■ WRITTEN REQUEST:
Extract each line of the data below exactly as written.

[ENTRIES start]

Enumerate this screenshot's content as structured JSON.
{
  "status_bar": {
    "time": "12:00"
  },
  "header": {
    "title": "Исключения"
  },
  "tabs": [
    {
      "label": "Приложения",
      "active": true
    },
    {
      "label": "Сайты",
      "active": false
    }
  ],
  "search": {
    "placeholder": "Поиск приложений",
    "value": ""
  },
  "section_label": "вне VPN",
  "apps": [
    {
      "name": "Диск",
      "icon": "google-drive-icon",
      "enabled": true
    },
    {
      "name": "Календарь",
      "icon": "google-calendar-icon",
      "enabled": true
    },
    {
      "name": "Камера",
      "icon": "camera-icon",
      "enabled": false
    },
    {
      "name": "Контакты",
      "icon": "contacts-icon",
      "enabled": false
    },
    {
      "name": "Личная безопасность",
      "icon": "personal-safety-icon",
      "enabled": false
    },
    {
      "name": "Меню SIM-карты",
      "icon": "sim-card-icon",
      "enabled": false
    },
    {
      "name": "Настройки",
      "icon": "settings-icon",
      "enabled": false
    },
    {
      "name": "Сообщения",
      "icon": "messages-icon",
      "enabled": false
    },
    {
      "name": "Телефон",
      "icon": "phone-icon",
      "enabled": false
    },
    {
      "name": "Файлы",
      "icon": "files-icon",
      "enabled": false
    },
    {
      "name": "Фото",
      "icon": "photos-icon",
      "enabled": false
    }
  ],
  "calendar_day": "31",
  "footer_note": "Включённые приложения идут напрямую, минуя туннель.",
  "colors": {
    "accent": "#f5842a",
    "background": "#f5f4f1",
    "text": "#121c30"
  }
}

[ENTRIES end]

■ COMPLETE OUTPUT:
Enumerate this screenshot's content as structured JSON.
{
  "status_bar": {
    "time": "12:00"
  },
  "header": {
    "title": "Исключения"
  },
  "tabs": [
    {
      "label": "Приложения",
      "active": true
    },
    {
      "label": "Сайты",
      "active": false
    }
  ],
  "search": {
    "placeholder": "Поиск приложений",
    "value": ""
  },
  "section_label": "вне VPN",
  "apps": [
    {
      "name": "Диск",
      "icon": "google-drive-icon",
      "enabled": true
    },
    {
      "name": "Календарь",
      "icon": "google-calendar-icon",
      "enabled": true
    },
    {
      "name": "Камера",
      "icon": "camera-icon",
      "enabled": false
    },
    {
      "name": "Контакты",
      "icon": "contacts-icon",
      "enabled": false
    },
    {
      "name": "Личная безопасность",
      "icon": "personal-safety-icon",
      "enabled": false
    },
    {
      "name": "Меню SIM-карты",
      "icon": "sim-card-icon",
      "enabled": false
    },
    {
      "name": "Настройки",
      "icon": "settings-icon",
      "enabled": false
    },
    {
      "name": "Сообщения",
      "icon": "messages-icon",
      "enabled": false
    },
    {
      "name": "Телефон",
      "icon": "phone-icon",
      "enabled": false
    },
    {
      "name": "Файлы",
      "icon": "files-icon",
      "enabled": false
    },
    {
      "name": "Фото",
      "icon": "photos-icon",
      "enabled": false
    }
  ],
  "calendar_day": "31",
  "footer_note": "Включённые приложения идут напрямую, минуя туннель.",
  "colors": {
    "accent": "#f5842a",
    "background": "#f5f4f1",
    "text": "#121c30"
  }
}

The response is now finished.